■ SHORT PROBLEM ■
Take the records underneath and set them down exactly.

━━━━

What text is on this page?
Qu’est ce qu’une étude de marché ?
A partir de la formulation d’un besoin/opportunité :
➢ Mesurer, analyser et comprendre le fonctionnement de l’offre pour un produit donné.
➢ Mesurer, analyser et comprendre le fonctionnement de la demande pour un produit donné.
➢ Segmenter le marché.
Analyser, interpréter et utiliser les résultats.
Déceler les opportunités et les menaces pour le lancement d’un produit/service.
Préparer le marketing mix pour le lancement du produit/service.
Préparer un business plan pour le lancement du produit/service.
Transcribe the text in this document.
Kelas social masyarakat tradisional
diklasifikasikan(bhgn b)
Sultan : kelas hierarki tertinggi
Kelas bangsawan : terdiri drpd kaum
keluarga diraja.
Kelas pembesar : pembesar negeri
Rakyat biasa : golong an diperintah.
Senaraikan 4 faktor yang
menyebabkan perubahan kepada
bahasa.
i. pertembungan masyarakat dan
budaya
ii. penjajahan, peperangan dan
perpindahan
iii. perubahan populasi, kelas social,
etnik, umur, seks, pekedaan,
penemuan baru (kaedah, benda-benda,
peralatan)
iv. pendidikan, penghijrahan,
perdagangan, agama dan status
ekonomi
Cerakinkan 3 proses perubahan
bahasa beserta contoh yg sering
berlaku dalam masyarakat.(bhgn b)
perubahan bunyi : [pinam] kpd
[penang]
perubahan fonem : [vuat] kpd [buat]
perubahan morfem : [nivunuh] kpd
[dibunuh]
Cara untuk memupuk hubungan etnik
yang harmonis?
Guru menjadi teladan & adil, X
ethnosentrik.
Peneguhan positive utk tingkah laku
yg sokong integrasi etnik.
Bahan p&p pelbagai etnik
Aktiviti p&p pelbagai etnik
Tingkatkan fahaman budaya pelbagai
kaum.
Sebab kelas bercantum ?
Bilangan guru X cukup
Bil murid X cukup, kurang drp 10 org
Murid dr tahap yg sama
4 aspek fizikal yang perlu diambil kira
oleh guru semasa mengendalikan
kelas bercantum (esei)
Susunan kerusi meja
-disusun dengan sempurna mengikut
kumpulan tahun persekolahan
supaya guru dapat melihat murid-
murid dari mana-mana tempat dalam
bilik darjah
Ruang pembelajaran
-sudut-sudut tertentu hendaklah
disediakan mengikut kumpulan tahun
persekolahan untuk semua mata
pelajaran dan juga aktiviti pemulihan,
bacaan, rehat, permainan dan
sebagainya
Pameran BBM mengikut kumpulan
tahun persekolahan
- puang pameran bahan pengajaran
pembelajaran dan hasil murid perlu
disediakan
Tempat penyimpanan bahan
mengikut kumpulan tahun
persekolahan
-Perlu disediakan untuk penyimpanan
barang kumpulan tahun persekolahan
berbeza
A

━━━━

■ WRITTEN ANSWER ■
What text is on this page?
Qu’est ce qu’une étude de marché ?
A partir de la formulation d’un besoin/opportunité :
➢ Mesurer, analyser et comprendre le fonctionnement de l’offre pour un produit donné.
➢ Mesurer, analyser et comprendre le fonctionnement de la demande pour un produit donné.
➢ Segmenter le marché.
Analyser, interpréter et utiliser les résultats.
Déceler les opportunités et les menaces pour le lancement d’un produit/service.
Préparer le marketing mix pour le lancement du produit/service.
Préparer un business plan pour le lancement du produit/service.
Transcribe the text in this document.
Kelas social masyarakat tradisional
diklasifikasikan(bhgn b)
Sultan : kelas hierarki tertinggi
Kelas bangsawan : terdiri drpd kaum
keluarga diraja.
Kelas pembesar : pembesar negeri
Rakyat biasa : golong an diperintah.
Senaraikan 4 faktor yang
menyebabkan perubahan kepada
bahasa.
i. pertembungan masyarakat dan
budaya
ii. penjajahan, peperangan dan
perpindahan
iii. perubahan populasi, kelas social,
etnik, umur, seks, pekedaan,
penemuan baru (kaedah, benda-benda,
peralatan)
iv. pendidikan, penghijrahan,
perdagangan, agama dan status
ekonomi
Cerakinkan 3 proses perubahan
bahasa beserta contoh yg sering
berlaku dalam masyarakat.(bhgn b)
perubahan bunyi : [pinam] kpd
[penang]
perubahan fonem : [vuat] kpd [buat]
perubahan morfem : [nivunuh] kpd
[dibunuh]
Cara untuk memupuk hubungan etnik
yang harmonis?
Guru menjadi teladan & adil, X
ethnosentrik.
Peneguhan positive utk tingkah laku
yg sokong integrasi etnik.
Bahan p&p pelbagai etnik
Aktiviti p&p pelbagai etnik
Tingkatkan fahaman budaya pelbagai
kaum.
Sebab kelas bercantum ?
Bilangan guru X cukup
Bil murid X cukup, kurang drp 10 org
Murid dr tahap yg sama
4 aspek fizikal yang perlu diambil kira
oleh guru semasa mengendalikan
kelas bercantum (esei)
Susunan kerusi meja
-disusun dengan sempurna mengikut
kumpulan tahun persekolahan
supaya guru dapat melihat murid-
murid dari mana-mana tempat dalam
bilik darjah
Ruang pembelajaran
-sudut-sudut tertentu hendaklah
disediakan mengikut kumpulan tahun
persekolahan untuk semua mata
pelajaran dan juga aktiviti pemulihan,
bacaan, rehat, permainan dan
sebagainya
Pameran BBM mengikut kumpulan
tahun persekolahan
- puang pameran bahan pengajaran
pembelajaran dan hasil murid perlu
disediakan
Tempat penyimpanan bahan
mengikut kumpulan tahun
persekolahan
-Perlu disediakan untuk penyimpanan
barang kumpulan tahun persekolahan
berbeza
A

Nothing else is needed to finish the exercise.